(THE REQUEST):
Transcribe the records that follow in their entirety, omitting any pictures.

[Collected data]
◇ ◇ ◇ ◇ ◇ ◇ ◇
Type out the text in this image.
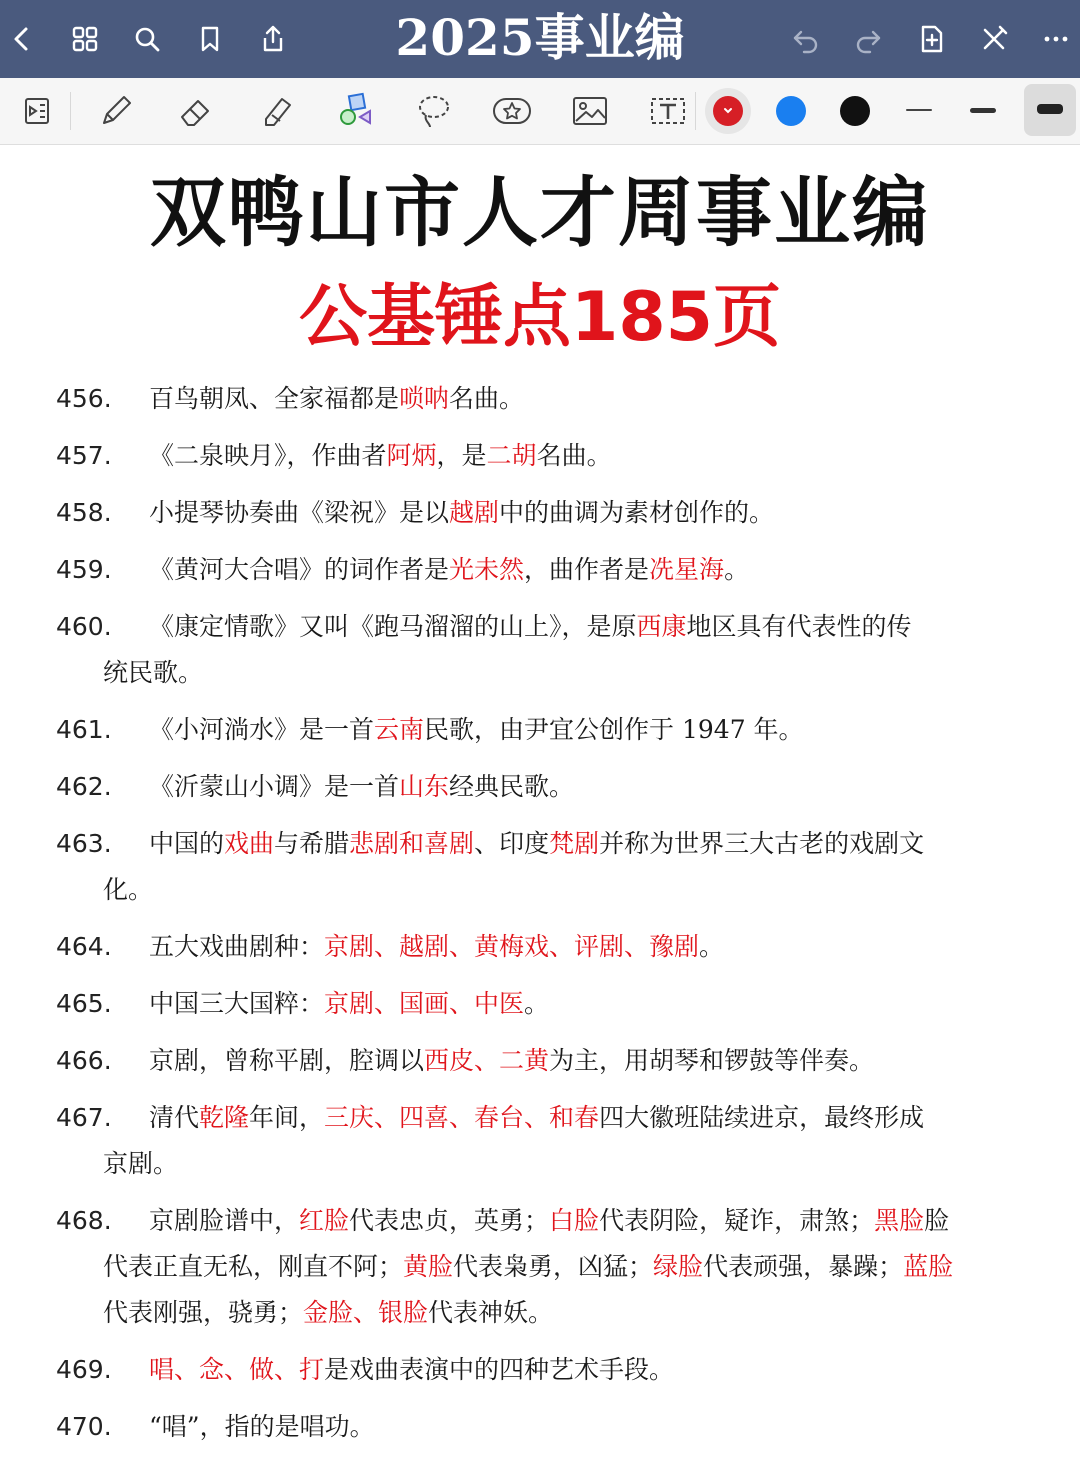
2025事业编
双鸭山市人才周事业编
公基锤点185页
456. 百鸟朝凤、全家福都是唢呐名曲。
457. 《二泉映月》，作曲者阿炳，是二胡名曲。
458. 小提琴协奏曲《梁祝》是以越剧中的曲调为素材创作的。
459. 《黄河大合唱》的词作者是光未然，曲作者是冼星海。
460. 《康定情歌》又叫《跑马溜溜的山上》，是原西康地区具有代表性的传
统民歌。
461. 《小河淌水》是一首云南民歌，由尹宜公创作于 1947 年。
462. 《沂蒙山小调》是一首山东经典民歌。
463. 中国的戏曲与希腊悲剧和喜剧、印度梵剧并称为世界三大古老的戏剧文
化。
464. 五大戏曲剧种：京剧、越剧、黄梅戏、评剧、豫剧。
465. 中国三大国粹：京剧、国画、中医。
466. 京剧，曾称平剧，腔调以西皮、二黄为主，用胡琴和锣鼓等伴奏。
467. 清代乾隆年间，三庆、四喜、春台、和春四大徽班陆续进京，最终形成
京剧。
468. 京剧脸谱中，红脸代表忠贞，英勇；白脸代表阴险，疑诈，肃煞；黑脸脸
代表正直无私，刚直不阿；黄脸代表枭勇，凶猛；绿脸代表顽强，暴躁；蓝脸
代表刚强，骁勇；金脸、银脸代表神妖。
469. 唱、念、做、打是戏曲表演中的四种艺术手段。
470. “唱”，指的是唱功。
◇ ◇ ◇ ◇ ◇ ◇ ◇
(THE RESULT):
Type out the text in this image.
2025事业编
双鸭山市人才周事业编
公基锤点185页
456. 百鸟朝凤、全家福都是唢呐名曲。
457. 《二泉映月》，作曲者阿炳，是二胡名曲。
458. 小提琴协奏曲《梁祝》是以越剧中的曲调为素材创作的。
459. 《黄河大合唱》的词作者是光未然，曲作者是冼星海。
460. 《康定情歌》又叫《跑马溜溜的山上》，是原西康地区具有代表性的传
统民歌。
461. 《小河淌水》是一首云南民歌，由尹宜公创作于 1947 年。
462. 《沂蒙山小调》是一首山东经典民歌。
463. 中国的戏曲与希腊悲剧和喜剧、印度梵剧并称为世界三大古老的戏剧文
化。
464. 五大戏曲剧种：京剧、越剧、黄梅戏、评剧、豫剧。
465. 中国三大国粹：京剧、国画、中医。
466. 京剧，曾称平剧，腔调以西皮、二黄为主，用胡琴和锣鼓等伴奏。
467. 清代乾隆年间，三庆、四喜、春台、和春四大徽班陆续进京，最终形成
京剧。
468. 京剧脸谱中，红脸代表忠贞，英勇；白脸代表阴险，疑诈，肃煞；黑脸脸
代表正直无私，刚直不阿；黄脸代表枭勇，凶猛；绿脸代表顽强，暴躁；蓝脸
代表刚强，骁勇；金脸、银脸代表神妖。
469. 唱、念、做、打是戏曲表演中的四种艺术手段。
470. “唱”，指的是唱功。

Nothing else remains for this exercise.